- **WORK TO DO**:
Using the records below, locate all lines containing "Herausforderungen" and return them.

────

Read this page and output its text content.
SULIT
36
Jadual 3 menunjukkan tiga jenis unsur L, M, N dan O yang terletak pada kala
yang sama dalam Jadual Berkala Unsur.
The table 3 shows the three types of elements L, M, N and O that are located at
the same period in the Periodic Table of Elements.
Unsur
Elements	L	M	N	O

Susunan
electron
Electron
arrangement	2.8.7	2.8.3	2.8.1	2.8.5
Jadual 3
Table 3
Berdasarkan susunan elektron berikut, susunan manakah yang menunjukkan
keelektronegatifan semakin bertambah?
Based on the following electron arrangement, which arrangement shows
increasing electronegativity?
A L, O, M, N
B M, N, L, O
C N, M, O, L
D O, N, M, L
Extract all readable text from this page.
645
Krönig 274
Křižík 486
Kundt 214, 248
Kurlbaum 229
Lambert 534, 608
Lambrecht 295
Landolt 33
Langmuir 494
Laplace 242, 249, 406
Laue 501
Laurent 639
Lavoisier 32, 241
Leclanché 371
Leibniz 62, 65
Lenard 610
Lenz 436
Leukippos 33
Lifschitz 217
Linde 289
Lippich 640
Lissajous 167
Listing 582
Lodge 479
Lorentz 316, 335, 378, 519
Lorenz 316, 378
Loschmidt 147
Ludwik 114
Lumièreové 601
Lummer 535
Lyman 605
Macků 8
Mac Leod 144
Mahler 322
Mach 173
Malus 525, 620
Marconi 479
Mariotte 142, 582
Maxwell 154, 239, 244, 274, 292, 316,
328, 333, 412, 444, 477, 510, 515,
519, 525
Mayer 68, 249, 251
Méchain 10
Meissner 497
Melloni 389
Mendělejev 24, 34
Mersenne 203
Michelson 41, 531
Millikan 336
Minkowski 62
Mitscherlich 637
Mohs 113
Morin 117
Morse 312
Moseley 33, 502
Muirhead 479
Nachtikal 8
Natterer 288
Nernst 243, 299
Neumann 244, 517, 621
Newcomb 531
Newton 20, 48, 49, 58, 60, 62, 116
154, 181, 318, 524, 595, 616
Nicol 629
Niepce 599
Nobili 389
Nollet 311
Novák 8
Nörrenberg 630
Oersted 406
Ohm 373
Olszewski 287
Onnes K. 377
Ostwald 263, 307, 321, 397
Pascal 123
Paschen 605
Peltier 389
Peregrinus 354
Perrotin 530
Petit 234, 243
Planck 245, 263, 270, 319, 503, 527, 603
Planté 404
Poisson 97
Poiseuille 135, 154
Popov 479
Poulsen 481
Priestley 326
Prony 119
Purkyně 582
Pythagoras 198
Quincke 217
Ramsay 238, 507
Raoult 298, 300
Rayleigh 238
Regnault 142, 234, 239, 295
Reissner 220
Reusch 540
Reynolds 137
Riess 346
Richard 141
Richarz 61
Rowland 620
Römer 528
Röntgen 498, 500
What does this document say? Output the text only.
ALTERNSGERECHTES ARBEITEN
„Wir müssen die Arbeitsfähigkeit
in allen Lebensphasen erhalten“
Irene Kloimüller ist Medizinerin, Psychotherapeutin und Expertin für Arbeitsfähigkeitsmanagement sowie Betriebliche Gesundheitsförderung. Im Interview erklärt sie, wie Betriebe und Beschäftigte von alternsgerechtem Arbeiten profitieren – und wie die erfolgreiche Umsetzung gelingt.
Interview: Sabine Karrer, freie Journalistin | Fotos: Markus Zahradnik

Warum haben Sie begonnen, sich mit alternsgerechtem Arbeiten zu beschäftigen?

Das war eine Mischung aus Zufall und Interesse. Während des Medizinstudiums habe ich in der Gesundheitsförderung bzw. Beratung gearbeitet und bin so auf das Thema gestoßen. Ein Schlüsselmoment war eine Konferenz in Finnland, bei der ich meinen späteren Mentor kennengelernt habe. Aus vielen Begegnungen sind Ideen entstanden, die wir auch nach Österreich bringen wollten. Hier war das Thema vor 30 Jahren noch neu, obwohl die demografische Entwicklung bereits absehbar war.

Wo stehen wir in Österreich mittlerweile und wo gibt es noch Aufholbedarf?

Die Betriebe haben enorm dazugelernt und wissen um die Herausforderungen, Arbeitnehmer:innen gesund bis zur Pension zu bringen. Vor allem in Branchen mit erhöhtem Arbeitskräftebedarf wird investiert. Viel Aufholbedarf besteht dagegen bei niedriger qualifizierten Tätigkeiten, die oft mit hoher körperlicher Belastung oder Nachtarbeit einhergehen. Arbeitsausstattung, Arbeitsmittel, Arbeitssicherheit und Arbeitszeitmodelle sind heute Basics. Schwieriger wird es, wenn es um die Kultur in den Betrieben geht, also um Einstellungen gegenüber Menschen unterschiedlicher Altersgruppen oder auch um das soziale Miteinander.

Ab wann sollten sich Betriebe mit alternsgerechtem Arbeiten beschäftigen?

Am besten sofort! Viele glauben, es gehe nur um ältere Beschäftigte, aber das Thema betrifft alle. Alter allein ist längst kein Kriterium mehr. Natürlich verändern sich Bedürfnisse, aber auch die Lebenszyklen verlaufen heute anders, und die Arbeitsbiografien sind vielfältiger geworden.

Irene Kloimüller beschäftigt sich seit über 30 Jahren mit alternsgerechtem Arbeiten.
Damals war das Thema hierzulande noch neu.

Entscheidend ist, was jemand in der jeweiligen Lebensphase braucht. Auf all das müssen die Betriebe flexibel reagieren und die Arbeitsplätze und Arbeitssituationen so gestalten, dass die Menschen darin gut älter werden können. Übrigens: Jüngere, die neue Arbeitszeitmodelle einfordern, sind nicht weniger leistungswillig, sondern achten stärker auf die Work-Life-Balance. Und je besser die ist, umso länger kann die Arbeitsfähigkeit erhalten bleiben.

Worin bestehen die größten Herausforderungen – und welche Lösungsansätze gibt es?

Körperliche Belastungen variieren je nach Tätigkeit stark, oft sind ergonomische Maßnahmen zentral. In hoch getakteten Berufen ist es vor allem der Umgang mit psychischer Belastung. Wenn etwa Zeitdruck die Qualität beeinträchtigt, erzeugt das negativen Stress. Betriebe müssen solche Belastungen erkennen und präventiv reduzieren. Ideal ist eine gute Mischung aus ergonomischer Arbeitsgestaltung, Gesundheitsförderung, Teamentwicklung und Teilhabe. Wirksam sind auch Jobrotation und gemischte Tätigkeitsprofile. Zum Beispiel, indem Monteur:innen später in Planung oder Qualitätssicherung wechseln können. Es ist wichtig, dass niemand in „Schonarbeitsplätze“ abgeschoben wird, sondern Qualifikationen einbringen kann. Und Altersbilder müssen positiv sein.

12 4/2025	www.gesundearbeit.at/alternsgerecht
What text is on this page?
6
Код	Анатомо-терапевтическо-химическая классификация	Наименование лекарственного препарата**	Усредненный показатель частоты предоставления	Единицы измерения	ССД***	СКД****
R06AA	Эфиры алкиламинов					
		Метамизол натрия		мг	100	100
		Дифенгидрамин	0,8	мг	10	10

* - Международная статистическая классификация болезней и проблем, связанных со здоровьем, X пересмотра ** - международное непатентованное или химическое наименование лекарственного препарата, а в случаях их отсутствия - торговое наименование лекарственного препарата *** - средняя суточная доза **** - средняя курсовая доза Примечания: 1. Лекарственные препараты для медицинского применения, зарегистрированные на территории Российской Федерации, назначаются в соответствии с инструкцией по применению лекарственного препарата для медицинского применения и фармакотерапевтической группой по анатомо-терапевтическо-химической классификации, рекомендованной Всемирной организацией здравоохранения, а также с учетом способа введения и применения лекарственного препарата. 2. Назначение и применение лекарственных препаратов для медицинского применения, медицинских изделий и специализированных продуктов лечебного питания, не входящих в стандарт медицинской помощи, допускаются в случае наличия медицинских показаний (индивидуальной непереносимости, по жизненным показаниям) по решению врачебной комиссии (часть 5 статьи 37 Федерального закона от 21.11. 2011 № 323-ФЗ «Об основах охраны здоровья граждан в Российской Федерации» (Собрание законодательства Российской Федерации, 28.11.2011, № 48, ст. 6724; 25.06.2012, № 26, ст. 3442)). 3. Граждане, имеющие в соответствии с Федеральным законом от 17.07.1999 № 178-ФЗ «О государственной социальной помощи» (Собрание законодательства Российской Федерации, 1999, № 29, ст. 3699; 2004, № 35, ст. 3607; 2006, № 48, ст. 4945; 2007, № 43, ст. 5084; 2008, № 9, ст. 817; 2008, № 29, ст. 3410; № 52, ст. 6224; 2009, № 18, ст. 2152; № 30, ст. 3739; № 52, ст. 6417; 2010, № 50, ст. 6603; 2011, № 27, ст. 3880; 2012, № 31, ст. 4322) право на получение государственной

────

- **FULL RESPONSE**:
Die Betriebe haben enorm dazugelernt und wissen um die Herausforderungen, Arbeitnehmer:innen gesund bis zur Pension zu bringen. Vor allem in Branchen mit erhöhtem Arbeitskräftebedarf wird investiert. Viel Aufholbedarf besteht dagegen bei niedriger qualifizierten Tätigkeiten, die oft mit hoher körperlicher Belastung oder Nachtarbeit einhergehen. Arbeitsausstattung, Arbeitsmittel, Arbeitssicherheit und Arbeitszeitmodelle sind heute Basics. Schwieriger wird es, wenn es um die Kultur in den Betrieben geht, also um Einstellungen gegenüber Menschen unterschiedlicher Altersgruppen oder auch um das soziale Miteinander.
Worin bestehen die größten Herausforderungen – und welche Lösungsansätze gibt es?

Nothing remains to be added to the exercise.